◆ **Requirement 1**:
Answer these questions from the KFC article:
(a) By about how many locations had KFC shrunk between 2004 and 2015?
(b) Who was the chain's first female colonel?
(c) In what year did Nashville Hot Chicken debut?
◆ **Requirement 2**: Extend the KFC article past its final sentence with a few more paragraphs in the same style.

◆ **Given text**:
---
Yet KFC probably needed to take risks. In 2015 the company had shrunk by about 1,000 locations since 2004—and would lose another 400 stores through 2018. It had ceded its status as the country’s largest chicken chain to fast-growing Chick-fil-A. And rival bone-in chain Popeyes Louisiana Kitchen, led at the time by a KFC alum in Cheryl Bachelder, was rapidly growing, too.

“If you don’t take risks,” Hochman said, “how can you possibly become exceptional versus your peers?”

Hochman, who was CMO at the time, admitted that he was skeptical of the shifting colonel idea at first, but ultimately approved when Wieden+Kennedy showed him the new ads and explained their significance.

The rotating colonels ads have worked marvelously, helping the chain generate positive same-store sales for five straight years. Operators have noted that the ads got people talking about KFC again for the first time in a long time.

And the company keeps finding ways to make news with the ads, including its first female colonel, Reba McEntire, last year, and Colonel RoboCop, featuring the voice of original RoboCop Peter Weller, this year.

Hochman promises more colonels, including opportunities for “more diverse colonels” in the future.

“It’s a big part of why we had sustained success over time,” Hochman said.

Innovation

It’s important to note that KFC has had something to sell all of these years. The company has focused more intently on product innovation, using regional flavors and ideas to generate new menu items.

The group behind the product development includes Chief Food Innovation Officer Vijay Sukumar and Head Chef Bob Das.

They’ve developed a series of innovative food items often derived from local and regional flavors, such as the popular Nashville Hot Chicken, which debuted in 2016, as well as Pickle Fried Chicken and Chicken & Waffles last year—the latter of which was a “huge hit.”

The marketing helps these items generate attention. KFC has hit that hard, seemingly developing a crazy new marketing idea every few weeks.

There was the campaign to convince parents to name their babies Harland, for instance, and an offer to give customers free “bowl cuts” to celebrate the company’s Famous Bowls. KFC has sold items such as chicken and waffle onesies, and has a talking Colonel Sanders honey bear that says things like, “I’m Colonel Sanders, and I’m a bear! Nothing can stop me now!”

KFC is also “crowdfunding” its latest marketing ideas, which include options such as a hot tub that looks like one of the chain’s signature buckets of chicken.
---
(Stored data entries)
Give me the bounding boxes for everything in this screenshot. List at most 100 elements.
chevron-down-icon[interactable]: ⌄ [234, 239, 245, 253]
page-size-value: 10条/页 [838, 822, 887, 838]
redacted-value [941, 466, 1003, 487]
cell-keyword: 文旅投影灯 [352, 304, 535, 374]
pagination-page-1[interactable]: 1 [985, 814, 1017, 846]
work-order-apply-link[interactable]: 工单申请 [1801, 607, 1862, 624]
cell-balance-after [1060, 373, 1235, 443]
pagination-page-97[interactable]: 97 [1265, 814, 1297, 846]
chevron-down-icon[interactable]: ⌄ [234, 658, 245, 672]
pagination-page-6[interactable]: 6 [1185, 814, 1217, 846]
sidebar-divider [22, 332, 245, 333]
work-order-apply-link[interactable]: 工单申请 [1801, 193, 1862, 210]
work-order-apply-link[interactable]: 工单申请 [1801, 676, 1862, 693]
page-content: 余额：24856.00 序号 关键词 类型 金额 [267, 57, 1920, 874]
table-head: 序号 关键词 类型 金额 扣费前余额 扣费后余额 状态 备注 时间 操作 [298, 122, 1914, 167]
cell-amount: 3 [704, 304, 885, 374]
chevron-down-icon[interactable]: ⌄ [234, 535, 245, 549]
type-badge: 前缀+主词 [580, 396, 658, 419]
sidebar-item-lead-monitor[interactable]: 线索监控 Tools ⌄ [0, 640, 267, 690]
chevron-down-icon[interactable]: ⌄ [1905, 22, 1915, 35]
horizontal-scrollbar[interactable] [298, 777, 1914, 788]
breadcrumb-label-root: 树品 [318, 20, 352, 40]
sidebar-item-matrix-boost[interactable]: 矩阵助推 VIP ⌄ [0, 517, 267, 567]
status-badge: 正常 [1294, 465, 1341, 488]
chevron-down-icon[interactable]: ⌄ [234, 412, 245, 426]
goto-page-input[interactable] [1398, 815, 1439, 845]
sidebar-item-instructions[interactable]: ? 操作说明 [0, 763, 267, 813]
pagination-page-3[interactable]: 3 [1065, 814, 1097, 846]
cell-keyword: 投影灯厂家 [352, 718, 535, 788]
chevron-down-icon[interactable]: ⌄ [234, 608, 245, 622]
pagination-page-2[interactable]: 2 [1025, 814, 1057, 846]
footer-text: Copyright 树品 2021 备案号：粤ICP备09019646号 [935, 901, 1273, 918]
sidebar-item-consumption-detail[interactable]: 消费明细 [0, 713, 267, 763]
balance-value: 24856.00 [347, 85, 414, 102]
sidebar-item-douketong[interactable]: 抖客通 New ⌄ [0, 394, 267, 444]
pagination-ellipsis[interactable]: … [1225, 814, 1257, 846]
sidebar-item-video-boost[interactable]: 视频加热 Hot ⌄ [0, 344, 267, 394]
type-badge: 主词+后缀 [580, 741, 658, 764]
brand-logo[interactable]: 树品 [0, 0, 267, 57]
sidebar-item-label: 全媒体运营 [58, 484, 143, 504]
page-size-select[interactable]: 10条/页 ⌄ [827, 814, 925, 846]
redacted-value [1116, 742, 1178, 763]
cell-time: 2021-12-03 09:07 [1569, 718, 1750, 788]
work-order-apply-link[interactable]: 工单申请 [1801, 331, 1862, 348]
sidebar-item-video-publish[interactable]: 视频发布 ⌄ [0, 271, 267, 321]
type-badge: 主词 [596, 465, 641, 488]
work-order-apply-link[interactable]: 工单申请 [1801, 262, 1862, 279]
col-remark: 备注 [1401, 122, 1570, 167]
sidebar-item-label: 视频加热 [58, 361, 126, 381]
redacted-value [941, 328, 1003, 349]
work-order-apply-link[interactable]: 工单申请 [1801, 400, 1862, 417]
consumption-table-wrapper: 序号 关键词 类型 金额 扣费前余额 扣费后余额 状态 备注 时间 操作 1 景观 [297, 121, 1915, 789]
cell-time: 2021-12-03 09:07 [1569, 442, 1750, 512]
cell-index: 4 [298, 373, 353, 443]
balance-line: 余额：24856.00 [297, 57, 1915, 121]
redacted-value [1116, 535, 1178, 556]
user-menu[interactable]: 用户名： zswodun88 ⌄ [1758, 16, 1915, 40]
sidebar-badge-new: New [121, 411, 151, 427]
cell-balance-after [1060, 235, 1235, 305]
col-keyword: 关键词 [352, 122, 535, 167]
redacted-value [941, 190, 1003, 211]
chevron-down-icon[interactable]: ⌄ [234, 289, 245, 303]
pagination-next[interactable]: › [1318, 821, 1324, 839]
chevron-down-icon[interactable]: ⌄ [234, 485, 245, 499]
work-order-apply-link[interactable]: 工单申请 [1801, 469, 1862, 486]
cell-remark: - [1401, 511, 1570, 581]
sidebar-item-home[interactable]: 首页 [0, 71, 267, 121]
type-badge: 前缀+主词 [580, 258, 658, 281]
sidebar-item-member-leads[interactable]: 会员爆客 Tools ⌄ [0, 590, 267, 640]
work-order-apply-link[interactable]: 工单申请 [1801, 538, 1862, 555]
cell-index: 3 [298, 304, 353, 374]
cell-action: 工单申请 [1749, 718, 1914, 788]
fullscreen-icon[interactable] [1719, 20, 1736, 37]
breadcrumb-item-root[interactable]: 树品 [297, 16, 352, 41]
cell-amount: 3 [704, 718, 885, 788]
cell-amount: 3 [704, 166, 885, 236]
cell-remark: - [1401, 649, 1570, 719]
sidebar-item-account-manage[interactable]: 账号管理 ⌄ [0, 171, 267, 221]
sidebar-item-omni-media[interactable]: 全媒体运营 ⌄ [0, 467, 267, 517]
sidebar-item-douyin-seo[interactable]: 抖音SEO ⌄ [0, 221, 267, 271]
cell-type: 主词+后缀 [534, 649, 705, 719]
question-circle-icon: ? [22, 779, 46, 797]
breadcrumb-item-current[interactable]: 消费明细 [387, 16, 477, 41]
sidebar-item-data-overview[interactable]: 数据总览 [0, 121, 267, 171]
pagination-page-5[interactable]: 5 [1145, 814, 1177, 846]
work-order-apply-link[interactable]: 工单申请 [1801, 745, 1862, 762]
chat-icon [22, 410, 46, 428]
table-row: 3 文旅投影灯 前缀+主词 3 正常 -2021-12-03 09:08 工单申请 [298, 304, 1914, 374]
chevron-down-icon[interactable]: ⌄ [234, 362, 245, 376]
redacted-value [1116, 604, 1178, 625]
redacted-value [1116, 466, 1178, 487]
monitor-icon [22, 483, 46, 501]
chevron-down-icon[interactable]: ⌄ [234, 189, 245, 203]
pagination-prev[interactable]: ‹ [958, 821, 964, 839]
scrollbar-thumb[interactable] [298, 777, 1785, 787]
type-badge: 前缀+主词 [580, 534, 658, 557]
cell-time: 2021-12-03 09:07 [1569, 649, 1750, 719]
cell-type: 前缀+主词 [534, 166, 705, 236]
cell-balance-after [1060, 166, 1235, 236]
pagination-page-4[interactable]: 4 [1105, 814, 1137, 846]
---
◆ **Response 1**:
(a) About 1,000 locations
(b) Reba McEntire
(c) 2016

◆ **Response 2**:
The company keeps the stunts and campaigns coming to stay top of mind with its customers. “We are trying to create momentum with this brand,” Zahumensky said. “To really create a culture that customers want to be part of, you have to keep that momentum going.”

The ideas

KFC's team includes Wieden+Kennedy along with its public relations firm, Edelman. Ideas are designed to get attention.

When the company was working on its Valentine’s Day promotion, this team presented some ideas to Zahumensky while sitting around a table inside her office. There were seven ideas, many of which were crazy. “Some of them are so crazy, you can’t even imagine,” she said. “Even if you think the bearskin rug is crazy, there are things crazier than that.”

But there were safer options, too. And then there was the bearskin rug, which would be offered as a prize in a creativity contest on Reddit.

“We were blown away by the bearskin rug,” Zahumensky said.

She brought that idea to a marketing committee of the company’s franchise advisory board. It’s a group that gets it, Zahumensky said. “They got really excited about it,” she said. “We have a marketing committee that gets what we’re trying to do with these brands. At the end of the day, we’re asking them to spend their hard-earned money to go create this bearskin rug.”

Not every idea KFC tries works to generate the desired attention. And the company has accepted the fact that some won’t work. But most of them do, and it’s important given how crowded the fast-food business is.

And while it might not seem so, a bearskin rug does indeed sell chicken.

“Our consideration has grown substantially,” Zahumensky said. “We are becoming a brand again that people want to be a part of.”

At the end of the day, that is what Colonel Sanders wanted: to sell more chicken. If that means his image is on a rug in front of a fireplace that smells like 11 herbs and spices, so be it.